Records that describe figures

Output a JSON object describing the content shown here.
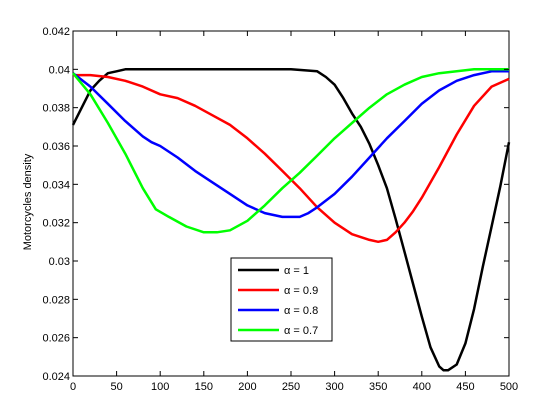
{
  "chart_data": {
    "type": "line",
    "title": "",
    "xlabel": "",
    "ylabel": "Motorcycles density",
    "xlim": [
      0,
      500
    ],
    "ylim": [
      0.024,
      0.042
    ],
    "x_ticks": [
      0,
      50,
      100,
      150,
      200,
      250,
      300,
      350,
      400,
      450,
      500
    ],
    "y_ticks": [
      0.024,
      0.026,
      0.028,
      0.03,
      0.032,
      0.034,
      0.036,
      0.038,
      0.04,
      0.042
    ],
    "x_tick_labels": [
      "0",
      "50",
      "100",
      "150",
      "200",
      "250",
      "300",
      "350",
      "400",
      "450",
      "500"
    ],
    "y_tick_labels": [
      "0.024",
      "0.026",
      "0.028",
      "0.03",
      "0.032",
      "0.034",
      "0.036",
      "0.038",
      "0.04",
      "0.042"
    ],
    "grid": false,
    "legend_position": "lower-center",
    "series": [
      {
        "name": "α = 1",
        "color": "#000000",
        "x": [
          0,
          10,
          20,
          30,
          40,
          50,
          60,
          80,
          100,
          150,
          200,
          250,
          280,
          290,
          300,
          310,
          320,
          330,
          340,
          350,
          360,
          370,
          380,
          390,
          400,
          410,
          420,
          425,
          430,
          440,
          450,
          460,
          470,
          480,
          490,
          500
        ],
        "y": [
          0.0371,
          0.038,
          0.0389,
          0.0394,
          0.0398,
          0.0399,
          0.04,
          0.04,
          0.04,
          0.04,
          0.04,
          0.04,
          0.0399,
          0.0396,
          0.0392,
          0.0385,
          0.0377,
          0.037,
          0.0361,
          0.035,
          0.0338,
          0.0322,
          0.0305,
          0.0288,
          0.0271,
          0.0255,
          0.0245,
          0.0243,
          0.0243,
          0.0246,
          0.0257,
          0.0275,
          0.0297,
          0.0318,
          0.0339,
          0.0362
        ]
      },
      {
        "name": "α = 0.9",
        "color": "#ff0000",
        "x": [
          0,
          20,
          40,
          60,
          80,
          100,
          120,
          140,
          160,
          180,
          200,
          220,
          240,
          260,
          280,
          300,
          320,
          340,
          350,
          360,
          370,
          380,
          390,
          400,
          420,
          440,
          460,
          480,
          500
        ],
        "y": [
          0.0397,
          0.0397,
          0.0396,
          0.0394,
          0.0391,
          0.0387,
          0.0385,
          0.0381,
          0.0376,
          0.0371,
          0.0364,
          0.0356,
          0.0347,
          0.0338,
          0.0328,
          0.032,
          0.0314,
          0.0311,
          0.031,
          0.0311,
          0.0315,
          0.032,
          0.0326,
          0.0333,
          0.0349,
          0.0366,
          0.0381,
          0.0391,
          0.0395
        ]
      },
      {
        "name": "α = 0.8",
        "color": "#0000ff",
        "x": [
          0,
          20,
          40,
          60,
          80,
          90,
          100,
          120,
          140,
          160,
          180,
          200,
          220,
          240,
          250,
          260,
          270,
          280,
          300,
          320,
          340,
          360,
          380,
          400,
          420,
          440,
          460,
          480,
          500
        ],
        "y": [
          0.0398,
          0.0391,
          0.0382,
          0.0373,
          0.0365,
          0.0362,
          0.036,
          0.0354,
          0.0347,
          0.0341,
          0.0335,
          0.0329,
          0.0325,
          0.0323,
          0.0323,
          0.0323,
          0.0325,
          0.0328,
          0.0335,
          0.0344,
          0.0354,
          0.0364,
          0.0373,
          0.0382,
          0.0389,
          0.0394,
          0.0397,
          0.0399,
          0.0399
        ]
      },
      {
        "name": "α = 0.7",
        "color": "#00ff00",
        "x": [
          0,
          20,
          40,
          60,
          80,
          95,
          110,
          130,
          150,
          165,
          180,
          200,
          220,
          240,
          260,
          280,
          300,
          320,
          340,
          360,
          380,
          400,
          420,
          440,
          460,
          480,
          500
        ],
        "y": [
          0.0398,
          0.0387,
          0.0372,
          0.0356,
          0.0338,
          0.0327,
          0.0323,
          0.0318,
          0.0315,
          0.0315,
          0.0316,
          0.0321,
          0.0329,
          0.0338,
          0.0346,
          0.0355,
          0.0364,
          0.0372,
          0.038,
          0.0387,
          0.0392,
          0.0396,
          0.0398,
          0.0399,
          0.04,
          0.04,
          0.04
        ]
      }
    ]
  }
}
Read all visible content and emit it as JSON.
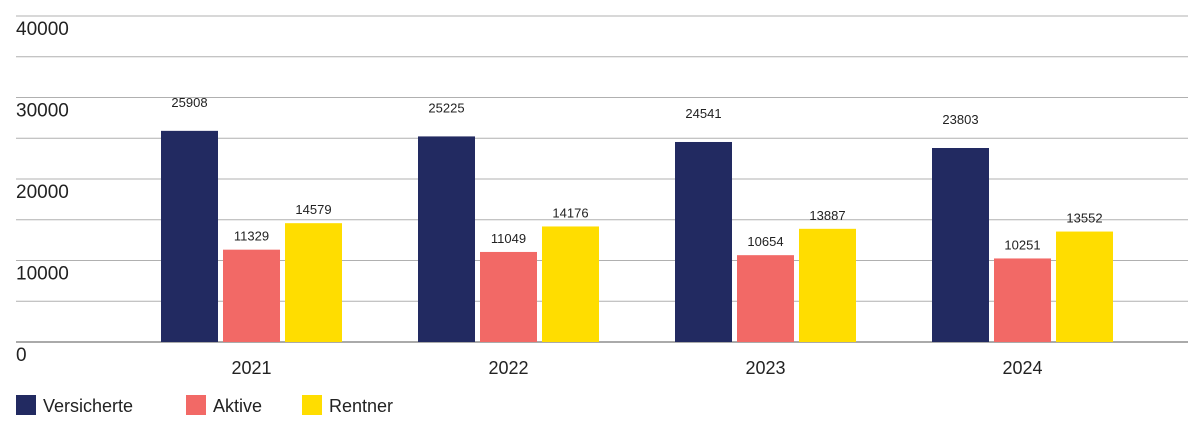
{
  "chart_data": {
    "type": "bar",
    "title": "",
    "xlabel": "",
    "ylabel": "",
    "categories": [
      "2021",
      "2022",
      "2023",
      "2024"
    ],
    "series": [
      {
        "name": "Versicherte",
        "color": "#222a61",
        "values": [
          25908,
          25225,
          24541,
          23803
        ]
      },
      {
        "name": "Aktive",
        "color": "#f26966",
        "values": [
          11329,
          11049,
          10654,
          10251
        ]
      },
      {
        "name": "Rentner",
        "color": "#ffdd00",
        "values": [
          14579,
          14176,
          13887,
          13552
        ]
      }
    ],
    "value_labels": [
      [
        "25908",
        "25225",
        "24541",
        "23803"
      ],
      [
        "11329",
        "11049",
        "10654",
        "10251"
      ],
      [
        "14579",
        "14176",
        "13887",
        "13552"
      ]
    ],
    "ylim": [
      0,
      40000
    ],
    "yticks": [
      0,
      10000,
      20000,
      30000,
      40000
    ],
    "ytick_labels": [
      "0",
      "10000",
      "20000",
      "30000",
      "40000"
    ],
    "grid": true,
    "legend": "bottom-left"
  }
}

WHAT NEEDS TO BE DONE
Images must not appear in the copy; reproduce everything else in the records verbatim.

FULL RESPONSE
Output a JSON object describing the content shown here.
{
  "chart_data": {
    "type": "line",
    "title": "",
    "xlabel": "",
    "ylabel": "Motorcycles density",
    "xlim": [
      0,
      500
    ],
    "ylim": [
      0.024,
      0.042
    ],
    "x_ticks": [
      0,
      50,
      100,
      150,
      200,
      250,
      300,
      350,
      400,
      450,
      500
    ],
    "y_ticks": [
      0.024,
      0.026,
      0.028,
      0.03,
      0.032,
      0.034,
      0.036,
      0.038,
      0.04,
      0.042
    ],
    "x_tick_labels": [
      "0",
      "50",
      "100",
      "150",
      "200",
      "250",
      "300",
      "350",
      "400",
      "450",
      "500"
    ],
    "y_tick_labels": [
      "0.024",
      "0.026",
      "0.028",
      "0.03",
      "0.032",
      "0.034",
      "0.036",
      "0.038",
      "0.04",
      "0.042"
    ],
    "grid": false,
    "legend_position": "lower-center",
    "series": [
      {
        "name": "α = 1",
        "color": "#000000",
        "x": [
          0,
          10,
          20,
          30,
          40,
          50,
          60,
          80,
          100,
          150,
          200,
          250,
          280,
          290,
          300,
          310,
          320,
          330,
          340,
          350,
          360,
          370,
          380,
          390,
          400,
          410,
          420,
          425,
          430,
          440,
          450,
          460,
          470,
          480,
          490,
          500
        ],
        "y": [
          0.0371,
          0.038,
          0.0389,
          0.0394,
          0.0398,
          0.0399,
          0.04,
          0.04,
          0.04,
          0.04,
          0.04,
          0.04,
          0.0399,
          0.0396,
          0.0392,
          0.0385,
          0.0377,
          0.037,
          0.0361,
          0.035,
          0.0338,
          0.0322,
          0.0305,
          0.0288,
          0.0271,
          0.0255,
          0.0245,
          0.0243,
          0.0243,
          0.0246,
          0.0257,
          0.0275,
          0.0297,
          0.0318,
          0.0339,
          0.0362
        ]
      },
      {
        "name": "α = 0.9",
        "color": "#ff0000",
        "x": [
          0,
          20,
          40,
          60,
          80,
          100,
          120,
          140,
          160,
          180,
          200,
          220,
          240,
          260,
          280,
          300,
          320,
          340,
          350,
          360,
          370,
          380,
          390,
          400,
          420,
          440,
          460,
          480,
          500
        ],
        "y": [
          0.0397,
          0.0397,
          0.0396,
          0.0394,
          0.0391,
          0.0387,
          0.0385,
          0.0381,
          0.0376,
          0.0371,
          0.0364,
          0.0356,
          0.0347,
          0.0338,
          0.0328,
          0.032,
          0.0314,
          0.0311,
          0.031,
          0.0311,
          0.0315,
          0.032,
          0.0326,
          0.0333,
          0.0349,
          0.0366,
          0.0381,
          0.0391,
          0.0395
        ]
      },
      {
        "name": "α = 0.8",
        "color": "#0000ff",
        "x": [
          0,
          20,
          40,
          60,
          80,
          90,
          100,
          120,
          140,
          160,
          180,
          200,
          220,
          240,
          250,
          260,
          270,
          280,
          300,
          320,
          340,
          360,
          380,
          400,
          420,
          440,
          460,
          480,
          500
        ],
        "y": [
          0.0398,
          0.0391,
          0.0382,
          0.0373,
          0.0365,
          0.0362,
          0.036,
          0.0354,
          0.0347,
          0.0341,
          0.0335,
          0.0329,
          0.0325,
          0.0323,
          0.0323,
          0.0323,
          0.0325,
          0.0328,
          0.0335,
          0.0344,
          0.0354,
          0.0364,
          0.0373,
          0.0382,
          0.0389,
          0.0394,
          0.0397,
          0.0399,
          0.0399
        ]
      },
      {
        "name": "α = 0.7",
        "color": "#00ff00",
        "x": [
          0,
          20,
          40,
          60,
          80,
          95,
          110,
          130,
          150,
          165,
          180,
          200,
          220,
          240,
          260,
          280,
          300,
          320,
          340,
          360,
          380,
          400,
          420,
          440,
          460,
          480,
          500
        ],
        "y": [
          0.0398,
          0.0387,
          0.0372,
          0.0356,
          0.0338,
          0.0327,
          0.0323,
          0.0318,
          0.0315,
          0.0315,
          0.0316,
          0.0321,
          0.0329,
          0.0338,
          0.0346,
          0.0355,
          0.0364,
          0.0372,
          0.038,
          0.0387,
          0.0392,
          0.0396,
          0.0398,
          0.0399,
          0.04,
          0.04,
          0.04
        ]
      }
    ]
  }
}
Read all visible content and emit it as JSON.
{
  "chart_data": {
    "type": "bar",
    "title": "",
    "xlabel": "",
    "ylabel": "",
    "categories": [
      "2021",
      "2022",
      "2023",
      "2024"
    ],
    "series": [
      {
        "name": "Versicherte",
        "color": "#222a61",
        "values": [
          25908,
          25225,
          24541,
          23803
        ]
      },
      {
        "name": "Aktive",
        "color": "#f26966",
        "values": [
          11329,
          11049,
          10654,
          10251
        ]
      },
      {
        "name": "Rentner",
        "color": "#ffdd00",
        "values": [
          14579,
          14176,
          13887,
          13552
        ]
      }
    ],
    "value_labels": [
      [
        "25908",
        "25225",
        "24541",
        "23803"
      ],
      [
        "11329",
        "11049",
        "10654",
        "10251"
      ],
      [
        "14579",
        "14176",
        "13887",
        "13552"
      ]
    ],
    "ylim": [
      0,
      40000
    ],
    "yticks": [
      0,
      10000,
      20000,
      30000,
      40000
    ],
    "ytick_labels": [
      "0",
      "10000",
      "20000",
      "30000",
      "40000"
    ],
    "grid": true,
    "legend": "bottom-left"
  }
}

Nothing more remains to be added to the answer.